OBJECTIVE: Tally up the lines carrying the string "this" and respond with only the resulting number.

DATA:
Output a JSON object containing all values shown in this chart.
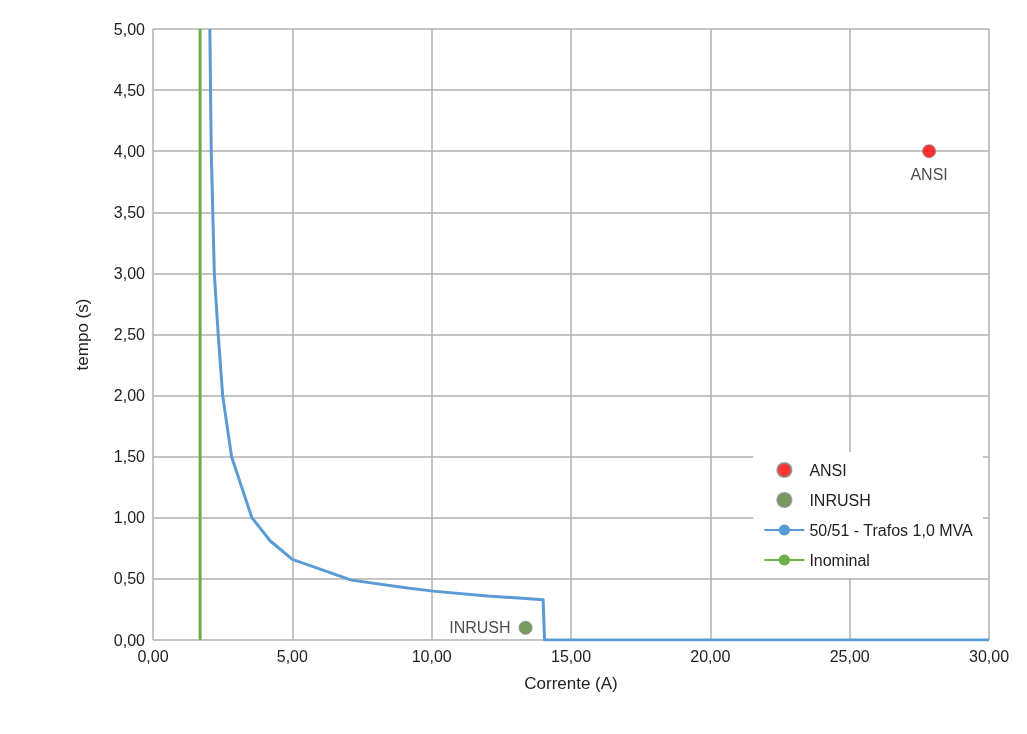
{
  "chart_data": {
    "type": "line",
    "xlabel": "Corrente (A)",
    "ylabel": "tempo (s)",
    "xlim": [
      0,
      30
    ],
    "ylim": [
      0,
      5
    ],
    "xticks": [
      {
        "value": 0,
        "label": "0,00"
      },
      {
        "value": 5,
        "label": "5,00"
      },
      {
        "value": 10,
        "label": "10,00"
      },
      {
        "value": 15,
        "label": "15,00"
      },
      {
        "value": 20,
        "label": "20,00"
      },
      {
        "value": 25,
        "label": "25,00"
      },
      {
        "value": 30,
        "label": "30,00"
      }
    ],
    "yticks": [
      {
        "value": 0,
        "label": "0,00"
      },
      {
        "value": 0.5,
        "label": "0,50"
      },
      {
        "value": 1,
        "label": "1,00"
      },
      {
        "value": 1.5,
        "label": "1,50"
      },
      {
        "value": 2,
        "label": "2,00"
      },
      {
        "value": 2.5,
        "label": "2,50"
      },
      {
        "value": 3,
        "label": "3,00"
      },
      {
        "value": 3.5,
        "label": "3,50"
      },
      {
        "value": 4,
        "label": "4,00"
      },
      {
        "value": 4.5,
        "label": "4,50"
      },
      {
        "value": 5,
        "label": "5,00"
      }
    ],
    "grid": true,
    "legend": "bottom right",
    "series": [
      {
        "name": "ANSI",
        "type": "scatter",
        "marker": "circle",
        "color": "#ff0000",
        "x": [
          27.85
        ],
        "values": [
          4.0
        ]
      },
      {
        "name": "INRUSH",
        "type": "scatter",
        "marker": "circle",
        "color": "#548235",
        "x": [
          13.37
        ],
        "values": [
          0.1
        ]
      },
      {
        "name": "50/51 - Trafos 1,0 MVA",
        "marker": "none",
        "color": "#5b9bd5",
        "x": [
          2.04,
          2.09,
          2.2,
          2.34,
          2.5,
          2.82,
          3.55,
          4.21,
          5.0,
          7.12,
          9.0,
          10.05,
          12.0,
          14.0,
          14.05,
          30
        ],
        "values": [
          5.0,
          4.0,
          3.0,
          2.5,
          2.0,
          1.5,
          1.0,
          0.81,
          0.66,
          0.49,
          0.43,
          0.4,
          0.36,
          0.33,
          0,
          0
        ]
      },
      {
        "name": "Inominal",
        "marker": "none",
        "color": "#70ad47",
        "x": [
          1.69,
          1.69
        ],
        "values": [
          0,
          5
        ]
      }
    ]
  }
}
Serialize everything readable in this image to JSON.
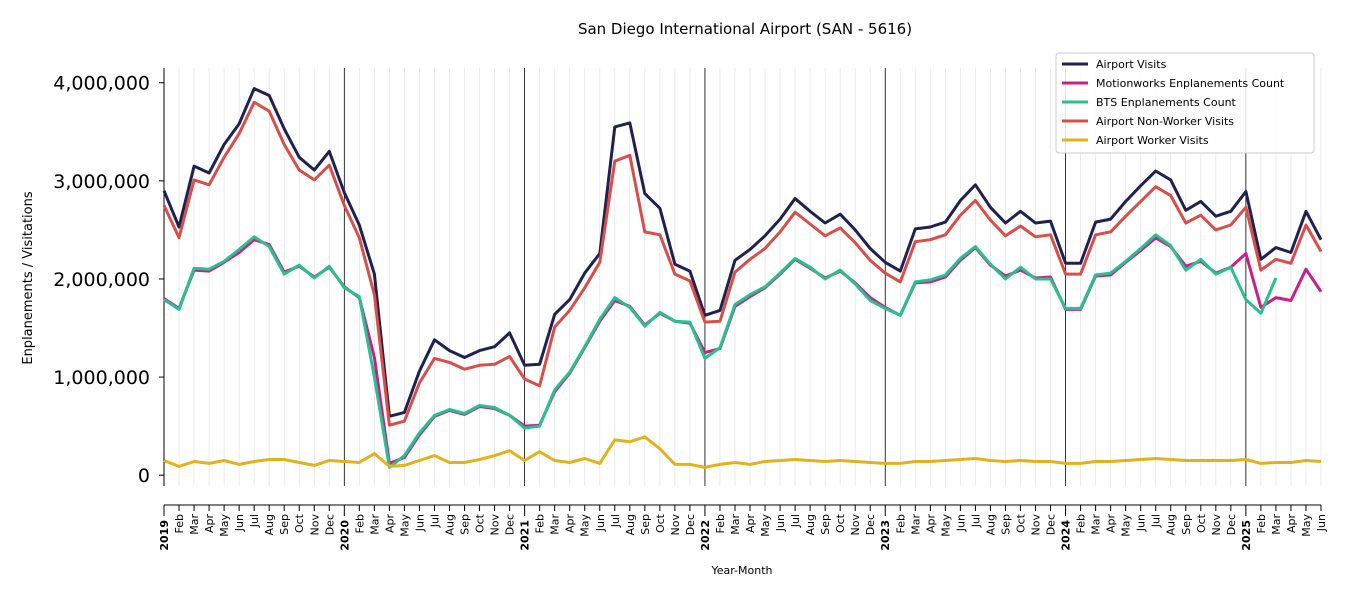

CORRECT RESULT: 2